SUPPLIED RECORDS:
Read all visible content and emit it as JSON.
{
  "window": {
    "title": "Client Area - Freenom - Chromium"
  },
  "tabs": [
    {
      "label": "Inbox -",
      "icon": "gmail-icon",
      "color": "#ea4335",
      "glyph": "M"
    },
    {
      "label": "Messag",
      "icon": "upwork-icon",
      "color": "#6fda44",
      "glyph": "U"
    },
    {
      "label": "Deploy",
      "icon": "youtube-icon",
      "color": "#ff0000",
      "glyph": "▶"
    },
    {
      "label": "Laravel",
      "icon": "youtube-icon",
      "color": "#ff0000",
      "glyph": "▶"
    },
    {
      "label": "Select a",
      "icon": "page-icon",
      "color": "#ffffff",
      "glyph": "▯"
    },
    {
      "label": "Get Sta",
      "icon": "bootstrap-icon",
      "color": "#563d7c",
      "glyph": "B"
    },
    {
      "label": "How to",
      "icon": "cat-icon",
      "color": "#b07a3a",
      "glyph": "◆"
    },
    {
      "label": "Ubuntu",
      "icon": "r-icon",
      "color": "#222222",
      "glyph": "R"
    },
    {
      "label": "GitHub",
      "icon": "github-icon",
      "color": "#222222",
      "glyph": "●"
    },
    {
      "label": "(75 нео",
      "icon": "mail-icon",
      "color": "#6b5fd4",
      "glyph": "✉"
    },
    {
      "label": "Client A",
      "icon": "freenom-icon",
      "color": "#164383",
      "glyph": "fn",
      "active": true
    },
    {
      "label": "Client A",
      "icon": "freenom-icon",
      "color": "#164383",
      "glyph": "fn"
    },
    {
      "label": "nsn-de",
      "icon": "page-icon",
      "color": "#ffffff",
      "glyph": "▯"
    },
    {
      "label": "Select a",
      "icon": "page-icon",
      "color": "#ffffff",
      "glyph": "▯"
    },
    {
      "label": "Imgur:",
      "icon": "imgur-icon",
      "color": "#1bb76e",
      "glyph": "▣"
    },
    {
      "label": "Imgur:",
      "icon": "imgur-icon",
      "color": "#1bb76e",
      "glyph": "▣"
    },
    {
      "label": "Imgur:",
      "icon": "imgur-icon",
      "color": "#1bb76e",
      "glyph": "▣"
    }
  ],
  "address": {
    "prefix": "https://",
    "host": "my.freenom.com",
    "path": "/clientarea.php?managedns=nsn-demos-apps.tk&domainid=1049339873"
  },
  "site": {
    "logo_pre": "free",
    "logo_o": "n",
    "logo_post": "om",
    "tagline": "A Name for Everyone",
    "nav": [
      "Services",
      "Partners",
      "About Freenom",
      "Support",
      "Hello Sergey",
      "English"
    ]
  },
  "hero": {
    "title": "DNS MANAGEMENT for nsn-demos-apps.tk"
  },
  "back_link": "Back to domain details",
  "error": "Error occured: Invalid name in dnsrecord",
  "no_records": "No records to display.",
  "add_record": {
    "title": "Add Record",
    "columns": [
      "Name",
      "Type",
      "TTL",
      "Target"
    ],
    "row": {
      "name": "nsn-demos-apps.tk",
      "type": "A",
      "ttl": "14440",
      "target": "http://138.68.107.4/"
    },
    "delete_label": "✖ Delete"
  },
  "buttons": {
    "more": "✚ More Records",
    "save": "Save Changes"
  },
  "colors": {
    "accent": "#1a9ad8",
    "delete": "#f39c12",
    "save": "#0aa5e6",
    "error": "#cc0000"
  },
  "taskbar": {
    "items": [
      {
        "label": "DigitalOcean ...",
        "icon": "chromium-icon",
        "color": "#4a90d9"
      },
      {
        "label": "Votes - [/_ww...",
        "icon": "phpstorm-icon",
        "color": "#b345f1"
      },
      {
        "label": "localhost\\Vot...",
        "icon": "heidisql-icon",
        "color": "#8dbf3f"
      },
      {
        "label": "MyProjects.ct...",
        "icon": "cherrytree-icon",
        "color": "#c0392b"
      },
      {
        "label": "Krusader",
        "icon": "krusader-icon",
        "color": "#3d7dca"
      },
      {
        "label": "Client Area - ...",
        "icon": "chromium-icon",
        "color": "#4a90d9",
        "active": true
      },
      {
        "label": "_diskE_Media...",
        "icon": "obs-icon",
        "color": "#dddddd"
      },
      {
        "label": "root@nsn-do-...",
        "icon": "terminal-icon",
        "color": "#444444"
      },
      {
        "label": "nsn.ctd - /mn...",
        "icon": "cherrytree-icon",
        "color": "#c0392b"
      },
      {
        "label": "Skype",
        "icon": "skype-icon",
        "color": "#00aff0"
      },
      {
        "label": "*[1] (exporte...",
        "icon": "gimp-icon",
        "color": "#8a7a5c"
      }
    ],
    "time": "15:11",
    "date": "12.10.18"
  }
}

PROBLEM STATEMENT:
From the first line to the last, retype the data exactly.

REPLY:
Read all visible content and emit it as JSON.
{
  "window": {
    "title": "Client Area - Freenom - Chromium"
  },
  "tabs": [
    {
      "label": "Inbox -",
      "icon": "gmail-icon",
      "color": "#ea4335",
      "glyph": "M"
    },
    {
      "label": "Messag",
      "icon": "upwork-icon",
      "color": "#6fda44",
      "glyph": "U"
    },
    {
      "label": "Deploy",
      "icon": "youtube-icon",
      "color": "#ff0000",
      "glyph": "▶"
    },
    {
      "label": "Laravel",
      "icon": "youtube-icon",
      "color": "#ff0000",
      "glyph": "▶"
    },
    {
      "label": "Select a",
      "icon": "page-icon",
      "color": "#ffffff",
      "glyph": "▯"
    },
    {
      "label": "Get Sta",
      "icon": "bootstrap-icon",
      "color": "#563d7c",
      "glyph": "B"
    },
    {
      "label": "How to",
      "icon": "cat-icon",
      "color": "#b07a3a",
      "glyph": "◆"
    },
    {
      "label": "Ubuntu",
      "icon": "r-icon",
      "color": "#222222",
      "glyph": "R"
    },
    {
      "label": "GitHub",
      "icon": "github-icon",
      "color": "#222222",
      "glyph": "●"
    },
    {
      "label": "(75 нео",
      "icon": "mail-icon",
      "color": "#6b5fd4",
      "glyph": "✉"
    },
    {
      "label": "Client A",
      "icon": "freenom-icon",
      "color": "#164383",
      "glyph": "fn",
      "active": true
    },
    {
      "label": "Client A",
      "icon": "freenom-icon",
      "color": "#164383",
      "glyph": "fn"
    },
    {
      "label": "nsn-de",
      "icon": "page-icon",
      "color": "#ffffff",
      "glyph": "▯"
    },
    {
      "label": "Select a",
      "icon": "page-icon",
      "color": "#ffffff",
      "glyph": "▯"
    },
    {
      "label": "Imgur:",
      "icon": "imgur-icon",
      "color": "#1bb76e",
      "glyph": "▣"
    },
    {
      "label": "Imgur:",
      "icon": "imgur-icon",
      "color": "#1bb76e",
      "glyph": "▣"
    },
    {
      "label": "Imgur:",
      "icon": "imgur-icon",
      "color": "#1bb76e",
      "glyph": "▣"
    }
  ],
  "address": {
    "prefix": "https://",
    "host": "my.freenom.com",
    "path": "/clientarea.php?managedns=nsn-demos-apps.tk&domainid=1049339873"
  },
  "site": {
    "logo_pre": "free",
    "logo_o": "n",
    "logo_post": "om",
    "tagline": "A Name for Everyone",
    "nav": [
      "Services",
      "Partners",
      "About Freenom",
      "Support",
      "Hello Sergey",
      "English"
    ]
  },
  "hero": {
    "title": "DNS MANAGEMENT for nsn-demos-apps.tk"
  },
  "back_link": "Back to domain details",
  "error": "Error occured: Invalid name in dnsrecord",
  "no_records": "No records to display.",
  "add_record": {
    "title": "Add Record",
    "columns": [
      "Name",
      "Type",
      "TTL",
      "Target"
    ],
    "row": {
      "name": "nsn-demos-apps.tk",
      "type": "A",
      "ttl": "14440",
      "target": "http://138.68.107.4/"
    },
    "delete_label": "✖ Delete"
  },
  "buttons": {
    "more": "✚ More Records",
    "save": "Save Changes"
  },
  "colors": {
    "accent": "#1a9ad8",
    "delete": "#f39c12",
    "save": "#0aa5e6",
    "error": "#cc0000"
  },
  "taskbar": {
    "items": [
      {
        "label": "DigitalOcean ...",
        "icon": "chromium-icon",
        "color": "#4a90d9"
      },
      {
        "label": "Votes - [/_ww...",
        "icon": "phpstorm-icon",
        "color": "#b345f1"
      },
      {
        "label": "localhost\\Vot...",
        "icon": "heidisql-icon",
        "color": "#8dbf3f"
      },
      {
        "label": "MyProjects.ct...",
        "icon": "cherrytree-icon",
        "color": "#c0392b"
      },
      {
        "label": "Krusader",
        "icon": "krusader-icon",
        "color": "#3d7dca"
      },
      {
        "label": "Client Area - ...",
        "icon": "chromium-icon",
        "color": "#4a90d9",
        "active": true
      },
      {
        "label": "_diskE_Media...",
        "icon": "obs-icon",
        "color": "#dddddd"
      },
      {
        "label": "root@nsn-do-...",
        "icon": "terminal-icon",
        "color": "#444444"
      },
      {
        "label": "nsn.ctd - /mn...",
        "icon": "cherrytree-icon",
        "color": "#c0392b"
      },
      {
        "label": "Skype",
        "icon": "skype-icon",
        "color": "#00aff0"
      },
      {
        "label": "*[1] (exporte...",
        "icon": "gimp-icon",
        "color": "#8a7a5c"
      }
    ],
    "time": "15:11",
    "date": "12.10.18"
  }
}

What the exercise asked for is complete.